--- Supplied information ---
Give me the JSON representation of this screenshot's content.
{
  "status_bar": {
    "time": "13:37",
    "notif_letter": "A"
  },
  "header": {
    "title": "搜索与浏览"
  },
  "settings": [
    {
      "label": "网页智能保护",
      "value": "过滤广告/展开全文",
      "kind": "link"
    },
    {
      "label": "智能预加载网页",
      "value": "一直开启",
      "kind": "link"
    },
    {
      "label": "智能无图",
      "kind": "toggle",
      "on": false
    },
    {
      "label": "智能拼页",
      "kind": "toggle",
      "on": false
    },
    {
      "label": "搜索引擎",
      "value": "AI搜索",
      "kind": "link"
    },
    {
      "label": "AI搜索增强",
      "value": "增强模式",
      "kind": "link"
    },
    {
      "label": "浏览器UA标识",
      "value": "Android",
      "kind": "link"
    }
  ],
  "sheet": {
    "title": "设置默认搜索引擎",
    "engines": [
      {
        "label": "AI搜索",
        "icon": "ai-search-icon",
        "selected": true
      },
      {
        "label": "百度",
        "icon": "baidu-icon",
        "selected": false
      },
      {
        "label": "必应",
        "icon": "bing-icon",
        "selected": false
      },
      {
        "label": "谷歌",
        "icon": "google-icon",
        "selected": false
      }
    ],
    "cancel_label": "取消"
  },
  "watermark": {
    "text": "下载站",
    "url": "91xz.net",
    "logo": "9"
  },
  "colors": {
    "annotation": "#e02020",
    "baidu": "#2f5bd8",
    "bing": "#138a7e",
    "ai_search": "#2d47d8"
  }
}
---
Instructions for the task:
Every line of the material must be returned exactly as it appears.

Complete answer:
Give me the JSON representation of this screenshot's content.
{
  "status_bar": {
    "time": "13:37",
    "notif_letter": "A"
  },
  "header": {
    "title": "搜索与浏览"
  },
  "settings": [
    {
      "label": "网页智能保护",
      "value": "过滤广告/展开全文",
      "kind": "link"
    },
    {
      "label": "智能预加载网页",
      "value": "一直开启",
      "kind": "link"
    },
    {
      "label": "智能无图",
      "kind": "toggle",
      "on": false
    },
    {
      "label": "智能拼页",
      "kind": "toggle",
      "on": false
    },
    {
      "label": "搜索引擎",
      "value": "AI搜索",
      "kind": "link"
    },
    {
      "label": "AI搜索增强",
      "value": "增强模式",
      "kind": "link"
    },
    {
      "label": "浏览器UA标识",
      "value": "Android",
      "kind": "link"
    }
  ],
  "sheet": {
    "title": "设置默认搜索引擎",
    "engines": [
      {
        "label": "AI搜索",
        "icon": "ai-search-icon",
        "selected": true
      },
      {
        "label": "百度",
        "icon": "baidu-icon",
        "selected": false
      },
      {
        "label": "必应",
        "icon": "bing-icon",
        "selected": false
      },
      {
        "label": "谷歌",
        "icon": "google-icon",
        "selected": false
      }
    ],
    "cancel_label": "取消"
  },
  "watermark": {
    "text": "下载站",
    "url": "91xz.net",
    "logo": "9"
  },
  "colors": {
    "annotation": "#e02020",
    "baidu": "#2f5bd8",
    "bing": "#138a7e",
    "ai_search": "#2d47d8"
  }
}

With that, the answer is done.